_SELECTION_
· · · · ·
Since then, the phones haven’t stopped ringing for Will Barnard, fisheries manager at Thames Water which runs the 400-acre site. His team have been working flat out to set up a system that allows anglers to return safely to what, for many of them, is much more than just a hobby.
“Angling is an opportunity for mindfulness without being too idle,” Barnard said, standing at the water’s edge.
“You can see how vast it is … It can affect you on many levels, you know, it can give you a bit of relief that there are things much bigger than what you’ve been stuck with for the last eight to 10 weeks with those four walls.”
Spaced out along the banks of the reservoir, anglers whirl their rods back and forth in a hypnotic casting motion, launching hooks that have been meticulously decorated to mimic hatching larvae in the hope of fooling a feeding fish.
“During lockdown I was just struggling with what to do … I’ve really struggled, I’d say mentally as well,” said 44 year-old Mike Ward, who says he is not a fan of staying indoors or home improvement projects.
· · · · ·
_PROVIDED RECORDS_
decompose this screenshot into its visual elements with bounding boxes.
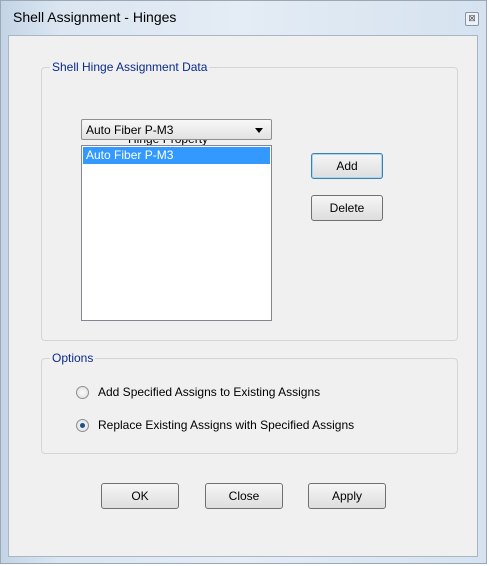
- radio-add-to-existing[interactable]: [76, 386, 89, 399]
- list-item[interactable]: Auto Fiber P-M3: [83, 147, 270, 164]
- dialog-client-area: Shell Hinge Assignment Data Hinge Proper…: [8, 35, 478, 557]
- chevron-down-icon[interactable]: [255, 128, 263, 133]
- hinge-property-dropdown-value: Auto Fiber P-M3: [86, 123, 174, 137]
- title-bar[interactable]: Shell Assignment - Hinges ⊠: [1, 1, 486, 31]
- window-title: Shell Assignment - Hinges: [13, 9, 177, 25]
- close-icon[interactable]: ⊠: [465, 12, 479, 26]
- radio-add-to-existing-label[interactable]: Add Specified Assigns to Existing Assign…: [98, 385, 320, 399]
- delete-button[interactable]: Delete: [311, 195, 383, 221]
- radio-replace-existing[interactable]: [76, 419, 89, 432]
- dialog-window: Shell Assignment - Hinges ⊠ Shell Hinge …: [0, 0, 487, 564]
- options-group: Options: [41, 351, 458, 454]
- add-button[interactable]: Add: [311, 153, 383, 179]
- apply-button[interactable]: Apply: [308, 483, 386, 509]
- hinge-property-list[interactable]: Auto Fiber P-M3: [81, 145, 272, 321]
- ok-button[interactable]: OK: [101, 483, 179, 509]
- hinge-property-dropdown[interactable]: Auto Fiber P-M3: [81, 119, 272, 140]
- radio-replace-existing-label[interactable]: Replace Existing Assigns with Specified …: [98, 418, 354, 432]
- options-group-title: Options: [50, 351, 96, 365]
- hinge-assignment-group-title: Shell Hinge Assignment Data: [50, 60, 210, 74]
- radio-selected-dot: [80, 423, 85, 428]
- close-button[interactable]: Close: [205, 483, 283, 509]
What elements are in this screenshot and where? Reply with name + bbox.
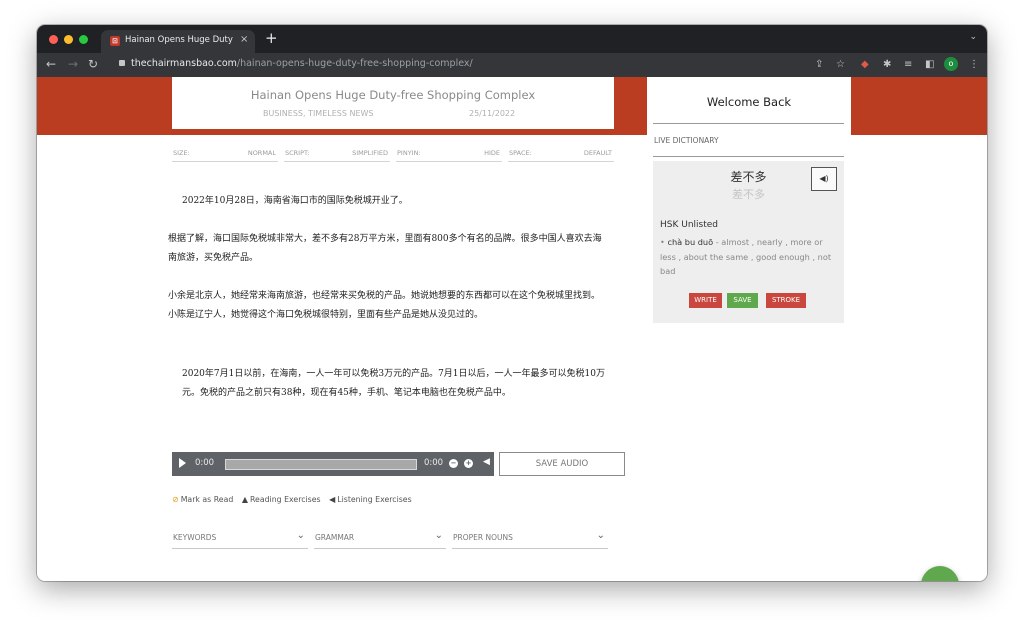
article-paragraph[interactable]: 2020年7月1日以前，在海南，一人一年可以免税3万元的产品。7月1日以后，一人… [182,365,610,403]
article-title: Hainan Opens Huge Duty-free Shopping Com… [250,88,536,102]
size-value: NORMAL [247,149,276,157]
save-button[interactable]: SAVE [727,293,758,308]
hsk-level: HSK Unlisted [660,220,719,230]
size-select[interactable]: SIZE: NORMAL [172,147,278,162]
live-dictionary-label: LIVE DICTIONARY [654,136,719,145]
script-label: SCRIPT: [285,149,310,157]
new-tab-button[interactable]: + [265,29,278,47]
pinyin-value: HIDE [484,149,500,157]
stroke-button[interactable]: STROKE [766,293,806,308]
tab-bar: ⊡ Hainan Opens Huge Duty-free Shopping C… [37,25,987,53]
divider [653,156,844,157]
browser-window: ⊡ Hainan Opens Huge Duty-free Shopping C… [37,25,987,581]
· · · · ·
_EXERCISE INSTRUCTIONS_
**a)** Can you summarize the reservoir passage in two sentences?
**b)** Could you carry the reservoir passage on from its final sentence?
The listing is separate material, apart from the reservoir passage.

_THE ANSWERS_
**a)** Will Barnard, fisheries manager at the 400-acre Thames Water site, and his team have been working flat out on a system that lets anglers return safely, and he describes angling as a chance for mindfulness and relief after eight to 10 weeks within four walls. Anglers now cast along the reservoir banks with hooks decorated to mimic hatching larvae, and 44-year-old Mike Ward says he struggled during lockdown, mentally as well.

**b)**
“Life is stressful and this just totally gets rid of all that.”
After nearly two months without seeing a hook, the trout are plentiful and easy to catch and within minutes of the first line hitting the water, a distant splash signifies one has taken the bait – the first of more than 800 caught in a single day.
Each angler can take home six fish to eat. While some wax lyrical about the taste, others plan to give them to friends and family, but there is wide agreement that the day out is about much more than hooking a big one.
“It’s nice to catch but if you don’t catch, there’s always another day,” said furloughed builder Trevor Harper.